━━━━━ Information supplied

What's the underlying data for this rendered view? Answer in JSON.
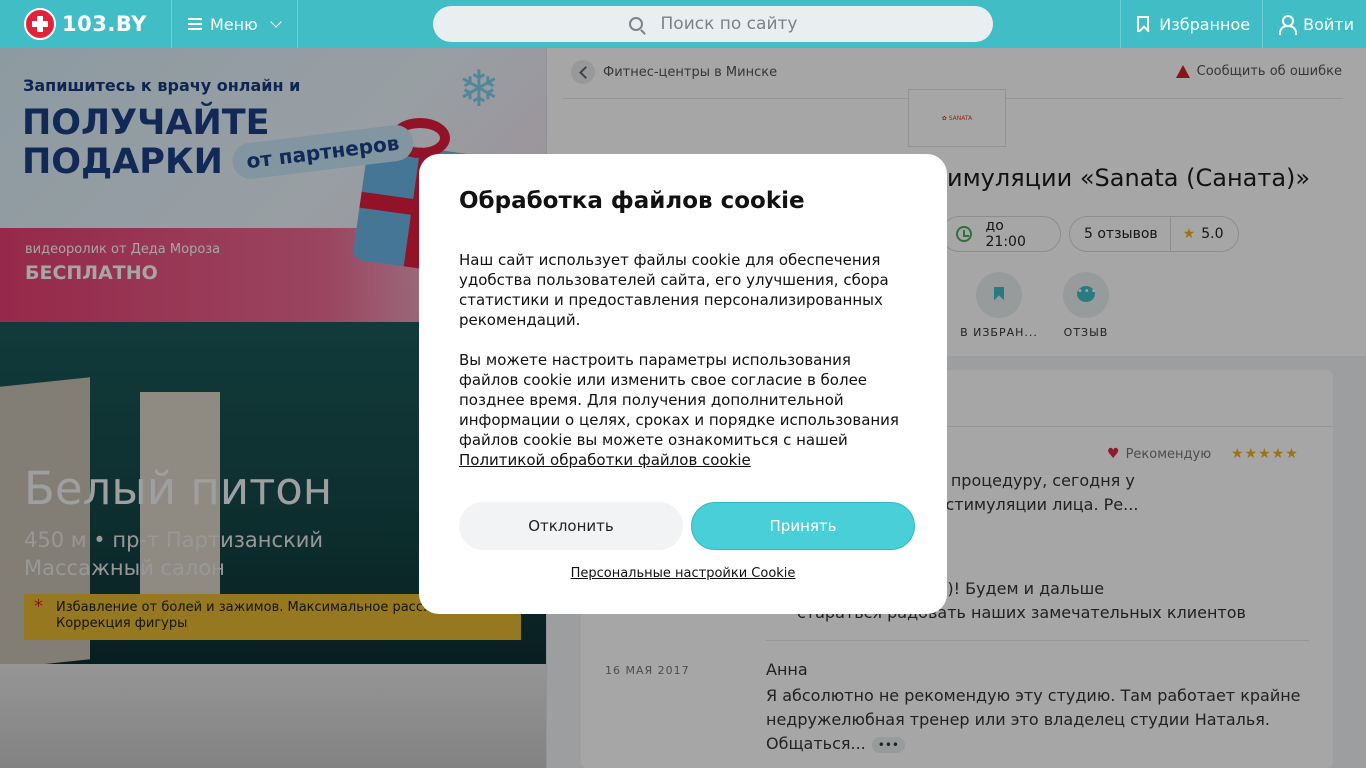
{
  "header": {
    "logo_text": "103.BY",
    "menu_label": "Меню",
    "search_placeholder": "Поиск по сайту",
    "favorites_label": "Избранное",
    "login_label": "Войти",
    "brand_color": "#41bdc5"
  },
  "promo": {
    "line1": "Запишитесь к врачу онлайн и",
    "line2": "ПОЛУЧАЙТЕ",
    "line3": "ПОДАРКИ",
    "badge": "от партнеров",
    "small": "видеоролик от Деда Мороза",
    "free": "БЕСПЛАТНО"
  },
  "venue": {
    "title": "Белый питон",
    "distance_address": "450 м • пр-т Партизанский",
    "category": "Массажный салон",
    "note_line1": "Избавление от болей и зажимов. Максимальное расс...",
    "note_line2": "Коррекция фигуры"
  },
  "page": {
    "breadcrumb": "Фитнес-центры в Минске",
    "report_error": "Сообщить об ошибке",
    "title_fragment": "тимуляции «Sanata (Саната)»",
    "hours": "до 21:00",
    "reviews_count": "5 отзывов",
    "rating": "5.0",
    "action_favorites": "В ИЗБРАН...",
    "action_review": "ОТЗЫВ"
  },
  "reviews": {
    "recommend_label": "Рекомендую",
    "stars": "★★★★★",
    "review1_line1": "рыла для себя новую процедуру, сегодня у",
    "review1_line2": "нс биомеханической стимуляции лица. Ре...",
    "reply_line1": "за добрые слова :)! Будем и дальше",
    "reply_line2": "стараться радовать наших замечательных клиентов",
    "review2_date": "16 МАЯ 2017",
    "review2_author": "Анна",
    "review2_text": "Я абсолютно не рекомендую эту студию. Там работает крайне недружелюбная тренер или это владелец студии Наталья. Общаться...",
    "more_label": "•••"
  },
  "cookie": {
    "title": "Обработка файлов cookie",
    "paragraph1": "Наш сайт использует файлы cookie для обеспечения удобства пользователей сайта, его улучшения, сбора статистики и предоставления персонализированных рекомендаций.",
    "paragraph2": "Вы можете настроить параметры использования файлов cookie или изменить свое согласие в более позднее время. Для получения дополнительной информации о целях, сроках и порядке использования файлов cookie вы можете ознакомиться с нашей",
    "policy_link": "Политикой обработки файлов cookie",
    "decline_label": "Отклонить",
    "accept_label": "Принять",
    "settings_link": "Персональные настройки Cookie",
    "accept_color": "#48cfd7"
  }
}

━━━━━━━━━━

The data above needs to be retyped exactly, with the images left out.

Complete answer:
What's the underlying data for this rendered view? Answer in JSON.
{
  "header": {
    "logo_text": "103.BY",
    "menu_label": "Меню",
    "search_placeholder": "Поиск по сайту",
    "favorites_label": "Избранное",
    "login_label": "Войти",
    "brand_color": "#41bdc5"
  },
  "promo": {
    "line1": "Запишитесь к врачу онлайн и",
    "line2": "ПОЛУЧАЙТЕ",
    "line3": "ПОДАРКИ",
    "badge": "от партнеров",
    "small": "видеоролик от Деда Мороза",
    "free": "БЕСПЛАТНО"
  },
  "venue": {
    "title": "Белый питон",
    "distance_address": "450 м • пр-т Партизанский",
    "category": "Массажный салон",
    "note_line1": "Избавление от болей и зажимов. Максимальное расс...",
    "note_line2": "Коррекция фигуры"
  },
  "page": {
    "breadcrumb": "Фитнес-центры в Минске",
    "report_error": "Сообщить об ошибке",
    "title_fragment": "тимуляции «Sanata (Саната)»",
    "hours": "до 21:00",
    "reviews_count": "5 отзывов",
    "rating": "5.0",
    "action_favorites": "В ИЗБРАН...",
    "action_review": "ОТЗЫВ"
  },
  "reviews": {
    "recommend_label": "Рекомендую",
    "stars": "★★★★★",
    "review1_line1": "рыла для себя новую процедуру, сегодня у",
    "review1_line2": "нс биомеханической стимуляции лица. Ре...",
    "reply_line1": "за добрые слова :)! Будем и дальше",
    "reply_line2": "стараться радовать наших замечательных клиентов",
    "review2_date": "16 МАЯ 2017",
    "review2_author": "Анна",
    "review2_text": "Я абсолютно не рекомендую эту студию. Там работает крайне недружелюбная тренер или это владелец студии Наталья. Общаться...",
    "more_label": "•••"
  },
  "cookie": {
    "title": "Обработка файлов cookie",
    "paragraph1": "Наш сайт использует файлы cookie для обеспечения удобства пользователей сайта, его улучшения, сбора статистики и предоставления персонализированных рекомендаций.",
    "paragraph2": "Вы можете настроить параметры использования файлов cookie или изменить свое согласие в более позднее время. Для получения дополнительной информации о целях, сроках и порядке использования файлов cookie вы можете ознакомиться с нашей",
    "policy_link": "Политикой обработки файлов cookie",
    "decline_label": "Отклонить",
    "accept_label": "Принять",
    "settings_link": "Персональные настройки Cookie",
    "accept_color": "#48cfd7"
  }
}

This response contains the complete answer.